Material for the task
——————

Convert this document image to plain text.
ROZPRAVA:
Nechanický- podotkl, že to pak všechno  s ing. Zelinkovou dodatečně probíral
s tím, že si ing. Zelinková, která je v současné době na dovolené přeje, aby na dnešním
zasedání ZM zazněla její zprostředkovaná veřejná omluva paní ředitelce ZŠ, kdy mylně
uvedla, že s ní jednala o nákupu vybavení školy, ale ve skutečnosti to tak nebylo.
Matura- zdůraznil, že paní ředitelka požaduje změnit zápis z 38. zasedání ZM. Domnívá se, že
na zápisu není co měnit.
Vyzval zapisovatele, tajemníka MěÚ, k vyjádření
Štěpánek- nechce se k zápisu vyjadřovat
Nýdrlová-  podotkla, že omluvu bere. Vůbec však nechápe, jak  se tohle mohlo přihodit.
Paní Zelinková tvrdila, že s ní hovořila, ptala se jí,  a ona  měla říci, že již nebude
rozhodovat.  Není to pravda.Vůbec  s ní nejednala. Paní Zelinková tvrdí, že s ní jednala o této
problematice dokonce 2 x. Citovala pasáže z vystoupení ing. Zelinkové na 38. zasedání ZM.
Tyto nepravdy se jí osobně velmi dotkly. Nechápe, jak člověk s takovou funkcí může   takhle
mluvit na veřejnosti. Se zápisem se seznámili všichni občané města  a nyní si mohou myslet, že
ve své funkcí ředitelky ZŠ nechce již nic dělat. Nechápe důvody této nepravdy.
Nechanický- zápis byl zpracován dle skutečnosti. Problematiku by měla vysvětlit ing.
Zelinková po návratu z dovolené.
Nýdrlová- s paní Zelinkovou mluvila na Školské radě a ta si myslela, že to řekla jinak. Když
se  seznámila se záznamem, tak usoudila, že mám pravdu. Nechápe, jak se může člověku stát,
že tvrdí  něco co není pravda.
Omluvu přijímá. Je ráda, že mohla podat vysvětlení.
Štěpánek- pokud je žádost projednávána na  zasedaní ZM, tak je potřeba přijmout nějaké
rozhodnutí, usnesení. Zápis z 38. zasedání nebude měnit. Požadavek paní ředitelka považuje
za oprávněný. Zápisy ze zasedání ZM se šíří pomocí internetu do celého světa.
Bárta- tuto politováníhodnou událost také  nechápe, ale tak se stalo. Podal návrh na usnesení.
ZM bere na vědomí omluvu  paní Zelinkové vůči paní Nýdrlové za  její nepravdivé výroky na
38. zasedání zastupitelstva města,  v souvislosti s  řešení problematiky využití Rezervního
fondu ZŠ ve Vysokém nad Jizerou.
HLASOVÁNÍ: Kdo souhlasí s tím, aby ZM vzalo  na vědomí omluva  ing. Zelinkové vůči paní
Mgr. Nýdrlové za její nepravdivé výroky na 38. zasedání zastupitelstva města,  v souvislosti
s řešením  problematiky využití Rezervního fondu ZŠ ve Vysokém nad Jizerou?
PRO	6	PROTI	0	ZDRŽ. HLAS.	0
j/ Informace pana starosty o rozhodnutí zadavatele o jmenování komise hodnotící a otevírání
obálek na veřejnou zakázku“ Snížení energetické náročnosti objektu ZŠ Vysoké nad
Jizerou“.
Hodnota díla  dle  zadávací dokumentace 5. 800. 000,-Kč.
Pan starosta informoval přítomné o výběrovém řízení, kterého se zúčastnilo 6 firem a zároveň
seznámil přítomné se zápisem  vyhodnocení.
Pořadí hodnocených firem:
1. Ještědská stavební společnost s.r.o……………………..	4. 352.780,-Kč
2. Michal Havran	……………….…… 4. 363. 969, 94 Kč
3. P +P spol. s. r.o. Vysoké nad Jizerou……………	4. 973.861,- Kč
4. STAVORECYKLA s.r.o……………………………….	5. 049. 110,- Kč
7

——————

Objective
Give an exact copy of all the data shown above.

Exercise answer
Convert this document image to plain text.
ROZPRAVA:
Nechanický- podotkl, že to pak všechno  s ing. Zelinkovou dodatečně probíral
s tím, že si ing. Zelinková, která je v současné době na dovolené přeje, aby na dnešním
zasedání ZM zazněla její zprostředkovaná veřejná omluva paní ředitelce ZŠ, kdy mylně
uvedla, že s ní jednala o nákupu vybavení školy, ale ve skutečnosti to tak nebylo.
Matura- zdůraznil, že paní ředitelka požaduje změnit zápis z 38. zasedání ZM. Domnívá se, že
na zápisu není co měnit.
Vyzval zapisovatele, tajemníka MěÚ, k vyjádření
Štěpánek- nechce se k zápisu vyjadřovat
Nýdrlová-  podotkla, že omluvu bere. Vůbec však nechápe, jak  se tohle mohlo přihodit.
Paní Zelinková tvrdila, že s ní hovořila, ptala se jí,  a ona  měla říci, že již nebude
rozhodovat.  Není to pravda.Vůbec  s ní nejednala. Paní Zelinková tvrdí, že s ní jednala o této
problematice dokonce 2 x. Citovala pasáže z vystoupení ing. Zelinkové na 38. zasedání ZM.
Tyto nepravdy se jí osobně velmi dotkly. Nechápe, jak člověk s takovou funkcí může   takhle
mluvit na veřejnosti. Se zápisem se seznámili všichni občané města  a nyní si mohou myslet, že
ve své funkcí ředitelky ZŠ nechce již nic dělat. Nechápe důvody této nepravdy.
Nechanický- zápis byl zpracován dle skutečnosti. Problematiku by měla vysvětlit ing.
Zelinková po návratu z dovolené.
Nýdrlová- s paní Zelinkovou mluvila na Školské radě a ta si myslela, že to řekla jinak. Když
se  seznámila se záznamem, tak usoudila, že mám pravdu. Nechápe, jak se může člověku stát,
že tvrdí  něco co není pravda.
Omluvu přijímá. Je ráda, že mohla podat vysvětlení.
Štěpánek- pokud je žádost projednávána na  zasedaní ZM, tak je potřeba přijmout nějaké
rozhodnutí, usnesení. Zápis z 38. zasedání nebude měnit. Požadavek paní ředitelka považuje
za oprávněný. Zápisy ze zasedání ZM se šíří pomocí internetu do celého světa.
Bárta- tuto politováníhodnou událost také  nechápe, ale tak se stalo. Podal návrh na usnesení.
ZM bere na vědomí omluvu  paní Zelinkové vůči paní Nýdrlové za  její nepravdivé výroky na
38. zasedání zastupitelstva města,  v souvislosti s  řešení problematiky využití Rezervního
fondu ZŠ ve Vysokém nad Jizerou.
HLASOVÁNÍ: Kdo souhlasí s tím, aby ZM vzalo  na vědomí omluva  ing. Zelinkové vůči paní
Mgr. Nýdrlové za její nepravdivé výroky na 38. zasedání zastupitelstva města,  v souvislosti
s řešením  problematiky využití Rezervního fondu ZŠ ve Vysokém nad Jizerou?
PRO	6	PROTI	0	ZDRŽ. HLAS.	0
j/ Informace pana starosty o rozhodnutí zadavatele o jmenování komise hodnotící a otevírání
obálek na veřejnou zakázku“ Snížení energetické náročnosti objektu ZŠ Vysoké nad
Jizerou“.
Hodnota díla  dle  zadávací dokumentace 5. 800. 000,-Kč.
Pan starosta informoval přítomné o výběrovém řízení, kterého se zúčastnilo 6 firem a zároveň
seznámil přítomné se zápisem  vyhodnocení.
Pořadí hodnocených firem:
1. Ještědská stavební společnost s.r.o……………………..	4. 352.780,-Kč
2. Michal Havran	……………….…… 4. 363. 969, 94 Kč
3. P +P spol. s. r.o. Vysoké nad Jizerou……………	4. 973.861,- Kč
4. STAVORECYKLA s.r.o……………………………….	5. 049. 110,- Kč
7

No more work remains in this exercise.